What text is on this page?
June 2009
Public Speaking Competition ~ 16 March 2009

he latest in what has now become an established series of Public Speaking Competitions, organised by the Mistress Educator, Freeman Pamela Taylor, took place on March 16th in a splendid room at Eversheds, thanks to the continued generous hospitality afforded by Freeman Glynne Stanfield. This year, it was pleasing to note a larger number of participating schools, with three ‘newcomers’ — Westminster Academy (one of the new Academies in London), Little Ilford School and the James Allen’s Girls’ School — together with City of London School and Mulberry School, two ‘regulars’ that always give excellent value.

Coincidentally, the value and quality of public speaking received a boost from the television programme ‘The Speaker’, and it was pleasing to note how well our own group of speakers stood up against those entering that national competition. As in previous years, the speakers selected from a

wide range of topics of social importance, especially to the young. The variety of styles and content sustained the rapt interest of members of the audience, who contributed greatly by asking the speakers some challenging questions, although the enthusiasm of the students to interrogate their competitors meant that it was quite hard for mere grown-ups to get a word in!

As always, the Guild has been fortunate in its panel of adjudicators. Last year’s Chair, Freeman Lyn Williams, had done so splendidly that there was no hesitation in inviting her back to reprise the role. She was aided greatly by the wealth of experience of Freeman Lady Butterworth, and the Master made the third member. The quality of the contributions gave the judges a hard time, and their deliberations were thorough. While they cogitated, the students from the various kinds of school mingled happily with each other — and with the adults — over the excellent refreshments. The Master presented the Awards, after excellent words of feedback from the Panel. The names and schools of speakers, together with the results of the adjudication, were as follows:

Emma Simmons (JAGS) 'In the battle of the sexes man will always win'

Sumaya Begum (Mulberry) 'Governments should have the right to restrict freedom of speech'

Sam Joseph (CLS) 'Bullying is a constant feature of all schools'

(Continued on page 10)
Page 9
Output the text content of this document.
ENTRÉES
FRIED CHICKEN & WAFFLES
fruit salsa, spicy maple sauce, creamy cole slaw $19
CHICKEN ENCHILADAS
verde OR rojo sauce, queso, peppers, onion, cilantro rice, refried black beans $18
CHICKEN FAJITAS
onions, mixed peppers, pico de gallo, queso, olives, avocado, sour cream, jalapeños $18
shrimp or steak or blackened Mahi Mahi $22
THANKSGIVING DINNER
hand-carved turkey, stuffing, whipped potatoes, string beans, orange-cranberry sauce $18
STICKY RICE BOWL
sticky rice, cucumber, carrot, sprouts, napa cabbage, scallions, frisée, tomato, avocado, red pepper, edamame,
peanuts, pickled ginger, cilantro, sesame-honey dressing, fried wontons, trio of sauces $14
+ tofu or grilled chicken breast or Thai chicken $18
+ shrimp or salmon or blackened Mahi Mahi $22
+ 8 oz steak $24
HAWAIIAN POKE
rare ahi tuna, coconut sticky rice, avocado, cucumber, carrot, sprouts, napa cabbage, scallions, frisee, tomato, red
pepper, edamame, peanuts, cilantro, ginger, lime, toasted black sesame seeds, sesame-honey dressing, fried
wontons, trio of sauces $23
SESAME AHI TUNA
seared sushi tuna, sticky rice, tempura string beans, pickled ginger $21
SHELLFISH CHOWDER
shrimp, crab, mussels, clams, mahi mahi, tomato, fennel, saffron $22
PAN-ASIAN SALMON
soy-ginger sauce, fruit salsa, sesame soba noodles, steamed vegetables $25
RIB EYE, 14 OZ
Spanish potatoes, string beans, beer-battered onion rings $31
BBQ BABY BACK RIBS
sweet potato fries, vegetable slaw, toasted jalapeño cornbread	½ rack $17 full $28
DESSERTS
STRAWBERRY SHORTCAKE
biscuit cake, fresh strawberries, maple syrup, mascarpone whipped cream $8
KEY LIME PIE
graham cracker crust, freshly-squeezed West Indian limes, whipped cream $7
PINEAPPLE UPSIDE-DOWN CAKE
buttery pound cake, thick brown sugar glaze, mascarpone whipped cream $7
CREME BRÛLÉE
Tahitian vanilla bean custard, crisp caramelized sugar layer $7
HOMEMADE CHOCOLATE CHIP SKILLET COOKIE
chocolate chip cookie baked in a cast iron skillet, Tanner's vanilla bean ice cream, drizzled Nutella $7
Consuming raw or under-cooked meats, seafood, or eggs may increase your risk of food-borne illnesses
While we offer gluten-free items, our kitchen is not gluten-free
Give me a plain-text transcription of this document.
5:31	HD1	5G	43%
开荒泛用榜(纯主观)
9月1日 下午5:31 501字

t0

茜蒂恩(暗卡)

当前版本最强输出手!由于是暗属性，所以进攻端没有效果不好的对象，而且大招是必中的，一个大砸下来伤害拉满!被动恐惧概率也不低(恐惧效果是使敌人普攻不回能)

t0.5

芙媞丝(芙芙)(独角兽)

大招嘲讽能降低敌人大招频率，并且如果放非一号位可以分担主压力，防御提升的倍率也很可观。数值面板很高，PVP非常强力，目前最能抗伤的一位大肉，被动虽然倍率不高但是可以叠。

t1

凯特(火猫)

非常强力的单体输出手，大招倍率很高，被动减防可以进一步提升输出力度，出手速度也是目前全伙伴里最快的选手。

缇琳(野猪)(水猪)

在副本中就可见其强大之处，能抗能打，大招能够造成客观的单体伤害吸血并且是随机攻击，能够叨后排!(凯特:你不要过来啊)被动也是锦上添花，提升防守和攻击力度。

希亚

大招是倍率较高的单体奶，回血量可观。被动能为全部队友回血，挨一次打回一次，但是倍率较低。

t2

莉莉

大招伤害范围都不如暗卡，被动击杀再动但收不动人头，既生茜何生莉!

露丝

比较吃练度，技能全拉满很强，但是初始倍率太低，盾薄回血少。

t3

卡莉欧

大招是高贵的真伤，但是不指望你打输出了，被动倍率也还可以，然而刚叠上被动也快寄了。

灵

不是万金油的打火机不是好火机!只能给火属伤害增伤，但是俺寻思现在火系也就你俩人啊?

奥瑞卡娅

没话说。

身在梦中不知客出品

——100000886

#### Directive:
In the records above, locate the line that contains "Give me a plain-text". Repeat it and every line after it, exactly, and nothing else.

#### Exercise output:
Give me a plain-text transcription of this document.
5:31	HD1	5G	43%
开荒泛用榜(纯主观)
9月1日 下午5:31 501字

t0

茜蒂恩(暗卡)

当前版本最强输出手!由于是暗属性，所以进攻端没有效果不好的对象，而且大招是必中的，一个大砸下来伤害拉满!被动恐惧概率也不低(恐惧效果是使敌人普攻不回能)

t0.5

芙媞丝(芙芙)(独角兽)

大招嘲讽能降低敌人大招频率，并且如果放非一号位可以分担主压力，防御提升的倍率也很可观。数值面板很高，PVP非常强力，目前最能抗伤的一位大肉，被动虽然倍率不高但是可以叠。

t1

凯特(火猫)

非常强力的单体输出手，大招倍率很高，被动减防可以进一步提升输出力度，出手速度也是目前全伙伴里最快的选手。

缇琳(野猪)(水猪)

在副本中就可见其强大之处，能抗能打，大招能够造成客观的单体伤害吸血并且是随机攻击，能够叨后排!(凯特:你不要过来啊)被动也是锦上添花，提升防守和攻击力度。

希亚

大招是倍率较高的单体奶，回血量可观。被动能为全部队友回血，挨一次打回一次，但是倍率较低。

t2

莉莉

大招伤害范围都不如暗卡，被动击杀再动但收不动人头，既生茜何生莉!

露丝

比较吃练度，技能全拉满很强，但是初始倍率太低，盾薄回血少。

t3

卡莉欧

大招是高贵的真伤，但是不指望你打输出了，被动倍率也还可以，然而刚叠上被动也快寄了。

灵

不是万金油的打火机不是好火机!只能给火属伤害增伤，但是俺寻思现在火系也就你俩人啊?

奥瑞卡娅

没话说。

身在梦中不知客出品

——100000886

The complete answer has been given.